> **Exercise directions**
Find the lines that hold the word "JSON" and return them.

> **Dataset entries**
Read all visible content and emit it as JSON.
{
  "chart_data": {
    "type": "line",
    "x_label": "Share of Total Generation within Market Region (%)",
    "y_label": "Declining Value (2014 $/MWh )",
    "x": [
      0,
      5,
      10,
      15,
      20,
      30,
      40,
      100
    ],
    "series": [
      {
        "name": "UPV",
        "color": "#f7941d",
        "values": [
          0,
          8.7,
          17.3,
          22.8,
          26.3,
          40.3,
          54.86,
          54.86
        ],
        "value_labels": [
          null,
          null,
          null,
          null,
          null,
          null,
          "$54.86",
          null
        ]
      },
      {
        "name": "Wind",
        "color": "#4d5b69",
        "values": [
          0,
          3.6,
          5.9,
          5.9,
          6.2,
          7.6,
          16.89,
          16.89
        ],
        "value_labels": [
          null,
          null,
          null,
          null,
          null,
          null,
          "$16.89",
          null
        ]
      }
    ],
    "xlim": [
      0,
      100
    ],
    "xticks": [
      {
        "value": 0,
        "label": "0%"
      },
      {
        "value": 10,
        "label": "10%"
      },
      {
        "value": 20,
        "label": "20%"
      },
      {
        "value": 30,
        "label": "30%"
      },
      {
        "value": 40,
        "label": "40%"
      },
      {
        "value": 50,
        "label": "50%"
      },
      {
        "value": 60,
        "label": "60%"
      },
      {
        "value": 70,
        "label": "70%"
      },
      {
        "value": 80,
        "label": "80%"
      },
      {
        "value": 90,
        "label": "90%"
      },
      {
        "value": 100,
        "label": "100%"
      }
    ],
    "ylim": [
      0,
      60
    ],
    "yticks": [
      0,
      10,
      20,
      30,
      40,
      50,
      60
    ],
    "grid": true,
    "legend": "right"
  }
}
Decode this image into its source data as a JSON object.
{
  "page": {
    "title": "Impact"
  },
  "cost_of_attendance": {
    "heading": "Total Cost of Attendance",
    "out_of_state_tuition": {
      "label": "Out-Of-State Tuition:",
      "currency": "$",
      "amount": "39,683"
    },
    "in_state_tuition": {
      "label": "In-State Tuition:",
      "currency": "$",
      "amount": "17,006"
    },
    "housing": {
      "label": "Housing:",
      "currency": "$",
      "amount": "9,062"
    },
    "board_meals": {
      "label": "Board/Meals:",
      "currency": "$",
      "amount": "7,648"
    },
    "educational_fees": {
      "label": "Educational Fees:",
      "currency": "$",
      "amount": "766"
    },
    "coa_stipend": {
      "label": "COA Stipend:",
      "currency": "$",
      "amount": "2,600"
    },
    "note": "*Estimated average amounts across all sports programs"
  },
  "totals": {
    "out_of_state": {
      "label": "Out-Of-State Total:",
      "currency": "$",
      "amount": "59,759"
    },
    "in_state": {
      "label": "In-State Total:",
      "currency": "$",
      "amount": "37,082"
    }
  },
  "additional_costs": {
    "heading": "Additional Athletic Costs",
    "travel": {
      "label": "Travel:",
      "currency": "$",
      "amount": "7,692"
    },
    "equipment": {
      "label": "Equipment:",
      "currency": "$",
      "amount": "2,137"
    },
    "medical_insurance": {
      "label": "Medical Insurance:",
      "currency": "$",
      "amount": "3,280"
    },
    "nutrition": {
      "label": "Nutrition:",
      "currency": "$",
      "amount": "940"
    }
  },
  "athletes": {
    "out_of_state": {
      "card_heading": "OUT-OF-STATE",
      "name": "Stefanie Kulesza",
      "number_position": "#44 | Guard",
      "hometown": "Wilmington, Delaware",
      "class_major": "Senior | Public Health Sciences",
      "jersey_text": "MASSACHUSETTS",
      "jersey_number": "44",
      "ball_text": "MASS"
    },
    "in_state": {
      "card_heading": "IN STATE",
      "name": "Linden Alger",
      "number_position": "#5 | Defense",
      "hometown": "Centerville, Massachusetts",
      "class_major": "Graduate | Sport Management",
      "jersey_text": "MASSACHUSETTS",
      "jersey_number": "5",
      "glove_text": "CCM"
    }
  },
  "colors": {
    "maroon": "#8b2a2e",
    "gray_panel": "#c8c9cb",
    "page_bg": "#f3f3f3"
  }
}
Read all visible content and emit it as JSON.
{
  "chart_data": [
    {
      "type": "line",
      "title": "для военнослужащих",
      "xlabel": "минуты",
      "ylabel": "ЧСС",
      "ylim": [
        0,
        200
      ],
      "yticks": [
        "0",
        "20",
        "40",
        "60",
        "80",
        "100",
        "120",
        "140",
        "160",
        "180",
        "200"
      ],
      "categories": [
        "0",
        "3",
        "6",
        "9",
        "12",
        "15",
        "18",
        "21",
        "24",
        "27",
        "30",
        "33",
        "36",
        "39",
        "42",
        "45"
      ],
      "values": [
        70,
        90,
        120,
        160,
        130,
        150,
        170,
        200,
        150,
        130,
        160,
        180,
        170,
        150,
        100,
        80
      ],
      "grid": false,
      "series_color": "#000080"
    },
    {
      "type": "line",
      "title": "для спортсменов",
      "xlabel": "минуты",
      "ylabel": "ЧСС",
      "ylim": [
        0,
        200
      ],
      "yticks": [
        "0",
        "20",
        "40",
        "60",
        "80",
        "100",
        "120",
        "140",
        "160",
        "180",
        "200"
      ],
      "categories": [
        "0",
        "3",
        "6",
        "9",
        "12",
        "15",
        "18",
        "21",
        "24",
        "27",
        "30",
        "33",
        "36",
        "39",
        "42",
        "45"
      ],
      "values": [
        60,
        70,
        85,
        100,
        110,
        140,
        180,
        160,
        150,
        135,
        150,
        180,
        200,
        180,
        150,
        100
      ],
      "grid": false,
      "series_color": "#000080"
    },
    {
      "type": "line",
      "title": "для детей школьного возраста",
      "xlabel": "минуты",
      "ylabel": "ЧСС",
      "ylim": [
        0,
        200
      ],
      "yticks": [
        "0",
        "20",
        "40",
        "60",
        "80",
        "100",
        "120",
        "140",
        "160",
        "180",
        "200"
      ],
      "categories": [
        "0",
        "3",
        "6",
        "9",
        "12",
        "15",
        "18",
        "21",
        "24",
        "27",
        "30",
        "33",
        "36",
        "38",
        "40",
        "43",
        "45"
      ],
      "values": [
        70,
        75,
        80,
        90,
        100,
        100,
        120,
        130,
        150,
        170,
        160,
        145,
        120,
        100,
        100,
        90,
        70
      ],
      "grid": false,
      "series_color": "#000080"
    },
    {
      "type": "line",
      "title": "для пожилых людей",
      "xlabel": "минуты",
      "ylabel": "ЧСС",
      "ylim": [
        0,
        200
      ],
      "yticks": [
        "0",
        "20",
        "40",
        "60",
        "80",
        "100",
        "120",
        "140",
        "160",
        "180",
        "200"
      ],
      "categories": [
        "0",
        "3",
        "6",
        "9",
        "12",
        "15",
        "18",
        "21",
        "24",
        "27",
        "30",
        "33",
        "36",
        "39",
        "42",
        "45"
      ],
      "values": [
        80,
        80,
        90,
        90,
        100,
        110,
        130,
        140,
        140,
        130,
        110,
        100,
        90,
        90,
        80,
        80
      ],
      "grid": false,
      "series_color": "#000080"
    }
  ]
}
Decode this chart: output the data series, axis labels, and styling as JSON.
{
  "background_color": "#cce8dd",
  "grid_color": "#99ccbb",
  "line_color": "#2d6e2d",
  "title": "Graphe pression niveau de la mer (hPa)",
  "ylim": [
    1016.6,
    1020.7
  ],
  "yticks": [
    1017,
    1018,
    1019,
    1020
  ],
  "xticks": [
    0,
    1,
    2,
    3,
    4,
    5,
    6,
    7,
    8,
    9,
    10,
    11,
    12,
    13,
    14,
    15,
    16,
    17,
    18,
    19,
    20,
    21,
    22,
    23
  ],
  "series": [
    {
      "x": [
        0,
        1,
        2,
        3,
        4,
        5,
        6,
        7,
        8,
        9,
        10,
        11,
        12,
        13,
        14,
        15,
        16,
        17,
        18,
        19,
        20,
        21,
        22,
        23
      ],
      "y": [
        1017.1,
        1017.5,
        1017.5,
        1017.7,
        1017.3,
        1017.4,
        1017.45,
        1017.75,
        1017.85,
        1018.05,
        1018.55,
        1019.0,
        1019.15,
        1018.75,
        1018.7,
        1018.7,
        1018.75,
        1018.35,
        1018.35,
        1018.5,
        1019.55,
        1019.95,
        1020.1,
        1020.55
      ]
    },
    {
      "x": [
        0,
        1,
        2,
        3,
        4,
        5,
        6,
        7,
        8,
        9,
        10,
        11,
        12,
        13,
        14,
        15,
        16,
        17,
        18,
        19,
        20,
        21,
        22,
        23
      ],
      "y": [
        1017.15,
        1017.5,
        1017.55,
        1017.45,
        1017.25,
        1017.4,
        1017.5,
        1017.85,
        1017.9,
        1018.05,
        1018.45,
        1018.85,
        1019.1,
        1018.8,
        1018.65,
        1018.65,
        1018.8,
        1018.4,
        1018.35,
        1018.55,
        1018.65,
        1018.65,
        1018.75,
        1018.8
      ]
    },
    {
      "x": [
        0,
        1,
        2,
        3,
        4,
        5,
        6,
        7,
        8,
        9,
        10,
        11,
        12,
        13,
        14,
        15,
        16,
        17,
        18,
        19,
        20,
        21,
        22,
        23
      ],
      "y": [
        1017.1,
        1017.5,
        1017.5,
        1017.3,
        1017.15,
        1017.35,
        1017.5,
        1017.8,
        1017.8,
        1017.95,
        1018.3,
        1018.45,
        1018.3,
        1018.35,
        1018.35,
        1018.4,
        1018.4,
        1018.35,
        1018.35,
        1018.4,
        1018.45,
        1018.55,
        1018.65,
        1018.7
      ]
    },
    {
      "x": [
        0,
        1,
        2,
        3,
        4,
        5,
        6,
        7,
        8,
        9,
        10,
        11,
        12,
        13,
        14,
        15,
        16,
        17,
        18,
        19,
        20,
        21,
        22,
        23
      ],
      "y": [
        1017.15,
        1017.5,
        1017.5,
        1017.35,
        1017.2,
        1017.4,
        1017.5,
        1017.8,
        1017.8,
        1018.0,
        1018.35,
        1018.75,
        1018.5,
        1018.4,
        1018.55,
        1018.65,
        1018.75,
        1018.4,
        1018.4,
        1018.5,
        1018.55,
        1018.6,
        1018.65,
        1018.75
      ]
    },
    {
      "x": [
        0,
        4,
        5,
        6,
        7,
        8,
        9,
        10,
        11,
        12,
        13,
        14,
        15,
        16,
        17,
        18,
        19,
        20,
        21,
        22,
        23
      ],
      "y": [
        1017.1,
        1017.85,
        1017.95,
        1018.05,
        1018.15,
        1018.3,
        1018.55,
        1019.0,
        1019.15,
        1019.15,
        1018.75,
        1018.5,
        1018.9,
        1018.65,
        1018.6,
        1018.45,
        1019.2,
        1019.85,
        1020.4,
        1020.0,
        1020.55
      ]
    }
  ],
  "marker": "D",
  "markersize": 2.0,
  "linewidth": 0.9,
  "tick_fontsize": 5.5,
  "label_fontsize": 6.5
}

> **Solved problem**
Read all visible content and emit it as JSON.
Decode this image into its source data as a JSON object.
Read all visible content and emit it as JSON.
Decode this chart: output the data series, axis labels, and styling as JSON.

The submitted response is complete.